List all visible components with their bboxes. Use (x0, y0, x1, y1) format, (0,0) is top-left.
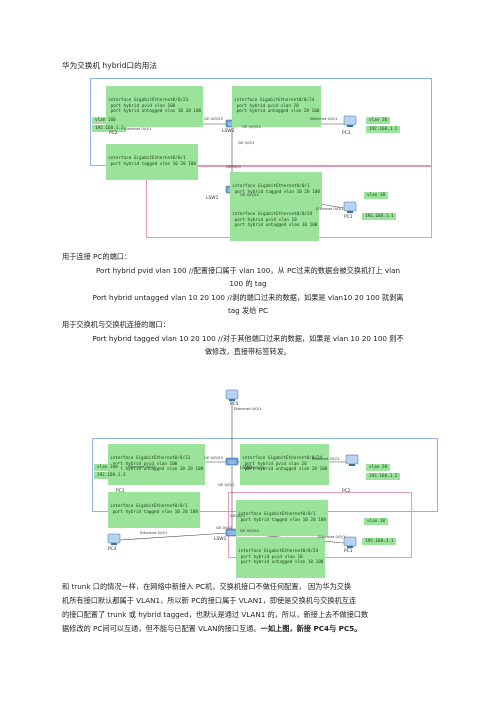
port-label: Ethernet 0/0/1 (310, 116, 338, 121)
port-label: Ethernet 0/0/1 (312, 456, 340, 461)
port-label: GE0/0/1 (230, 513, 246, 518)
closing-paragraph-line: 的接口配置了 trunk 或 hybrid tagged，也默认是通过 VLAN… (62, 610, 369, 619)
pc-name: PC1 (344, 549, 353, 554)
config-ge1-lsw1: interface GigabitEthernet0/0/1 port hybr… (236, 500, 328, 536)
port-label: Ethernet 0/0/1 (128, 464, 156, 469)
pc-icon (343, 115, 357, 127)
pc-name: PC2 (342, 489, 351, 494)
section-pc-port-line: 100 的 tag (229, 279, 267, 288)
network-diagram-1: interface GigabitEthernet0/0/23 port hyb… (0, 0, 496, 250)
port-label: GE 0/0/1 (218, 482, 235, 487)
config-ge23: interface GigabitEthernet0/0/23 port hyb… (106, 86, 204, 128)
closing-text: 据修改的 PC间可以互通，但不能与已配置 VLAN的接口互通。 (62, 624, 261, 633)
section-pc-port-title: 用于连接 PC的端口： (62, 252, 132, 261)
vlan-tag: vlan 10 (364, 192, 389, 200)
pc-name: PC3 (116, 489, 125, 494)
pc-name: PC3 (342, 131, 351, 136)
pc-name: PC5 (230, 402, 239, 407)
section-pc-port-line: Port hybrid untagged vlan 10 20 100 //剥的… (92, 293, 404, 302)
pc-icon (225, 389, 239, 401)
closing-paragraph-line: 据修改的 PC间可以互通，但不能与已配置 VLAN的接口互通。一如上图，新接 P… (62, 622, 442, 635)
section-switch-port-line: 做修改，直接带标签转发。 (204, 347, 292, 356)
pc-name: PC2 (109, 131, 118, 136)
vlan-tag: vlan 10 (364, 518, 389, 526)
vlan-tag: vlan 100 (94, 464, 121, 472)
switch-name: LSW2 (222, 129, 235, 134)
page-title: 华为交换机 hybrid口的用法 (62, 61, 157, 70)
port-label: Ethernet 0/0/1 (140, 530, 168, 535)
port-label: GE 0/0/24 (242, 124, 261, 129)
vlan-tag: vlan 100 (92, 117, 119, 125)
pc-icon (107, 533, 121, 545)
port-label: GE 0/0/24 (246, 465, 265, 470)
port-label: GE 0/0/1 (238, 140, 255, 145)
vlan-tag: vlan 20 (366, 117, 391, 125)
port-label: GE 0/0/23 (204, 455, 223, 460)
port-label: Ethernet 0/0/1 (124, 126, 152, 131)
port-label: Ethernet 0/0/1 (316, 206, 344, 211)
switch-name: LSW1 (214, 537, 227, 542)
section-pc-port-line: Port hybrid pvid vlan 100 //配置接口属于 vlan … (95, 266, 401, 275)
switch-icon (225, 457, 239, 466)
ip-tag: 192.168.1.2 (366, 126, 401, 134)
port-label: GE 0/0/2 (216, 525, 233, 530)
pc-icon (343, 536, 357, 548)
config-ge24-lsw1: interface GigabitEthernet0/0/24 port hyb… (236, 537, 326, 579)
switch-name: LSW2 (240, 466, 253, 471)
pc-icon (345, 454, 359, 466)
ip-tag: 192.168.1.1 (362, 538, 397, 546)
port-label: Ethernet 0/0/1 (234, 406, 262, 411)
ip-tag: 192.168.1.3 (94, 472, 129, 480)
config-ge24: interface GigabitEthernet0/0/24 port hyb… (232, 86, 322, 128)
section-switch-port-title: 用于交换机与交换机连接的端口： (62, 320, 170, 329)
config-ge1-lsw2: interface GigabitEthernet0/0/1 port hybr… (106, 144, 198, 180)
ip-tag: 192.168.1.2 (92, 125, 127, 133)
config-ge1-lsw2: interface GigabitEthernet0/0/1 port hybr… (108, 492, 200, 528)
port-label: GE 0/0/24 (240, 192, 259, 197)
port-label: GE 0/0/24 (240, 528, 259, 533)
section-switch-port-line: Port hybrid tagged vlan 10 20 100 //对于其他… (92, 334, 404, 343)
vlan-tag: vlan 20 (366, 464, 391, 472)
ip-tag: 192.168.1.2 (366, 473, 401, 481)
pc-name: PC1 (344, 215, 353, 220)
pc-icon (343, 201, 357, 213)
section-pc-port-line: tag 发给 PC (227, 306, 269, 315)
port-label: Ethernet 0/0/1 (318, 534, 346, 539)
port-label: GE 0/0/23 (204, 116, 223, 121)
closing-paragraph-line: 和 trunk 口的情况一样，在网络中新接入 PC机，交换机接口不做任何配置， … (62, 582, 352, 591)
switch-name: LSW1 (206, 196, 219, 201)
config-ge24-lsw1: interface GigabitEthernet0/0/24 port hyb… (230, 200, 320, 242)
pc-name: PC4 (108, 547, 117, 552)
closing-paragraph-line: 机所有接口默认都属于 VLAN1，所以新 PC的接口属于 VLAN1，即使是交换… (62, 596, 357, 605)
port-label: GE0/0/1 (226, 164, 242, 169)
lsw2-config-frame (90, 78, 432, 166)
ip-tag: 192.168.1.1 (362, 213, 397, 221)
config-ge24: interface GigabitEthernet0/0/24 port hyb… (240, 444, 330, 486)
closing-emphasis: 一如上图，新接 PC4与 PC5。 (260, 624, 362, 633)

_What to do_.
Arrange everything in the records above from the line containing "port-label: Ethernet 0/0/1 (310, 116, 338, 121)" down to the line containing "pc-icon (343, 115, 357, 127)" as a numbered list, and omit any blank lines.

_The answer_.
1. port-label: Ethernet 0/0/1 (310, 116, 338, 121)
2. port-label: Ethernet 0/0/1 (312, 456, 340, 461)
3. port-label: GE0/0/1 (230, 513, 246, 518)
4. closing-paragraph-line: 的接口配置了 trunk 或 hybrid tagged，也默认是通过 VLAN… (62, 610, 369, 619)
5. pc-name: PC1 (344, 549, 353, 554)
6. config-ge1-lsw1: interface GigabitEthernet0/0/1 port hybr… (236, 500, 328, 536)
7. port-label: Ethernet 0/0/1 (128, 464, 156, 469)
8. pc-icon (343, 115, 357, 127)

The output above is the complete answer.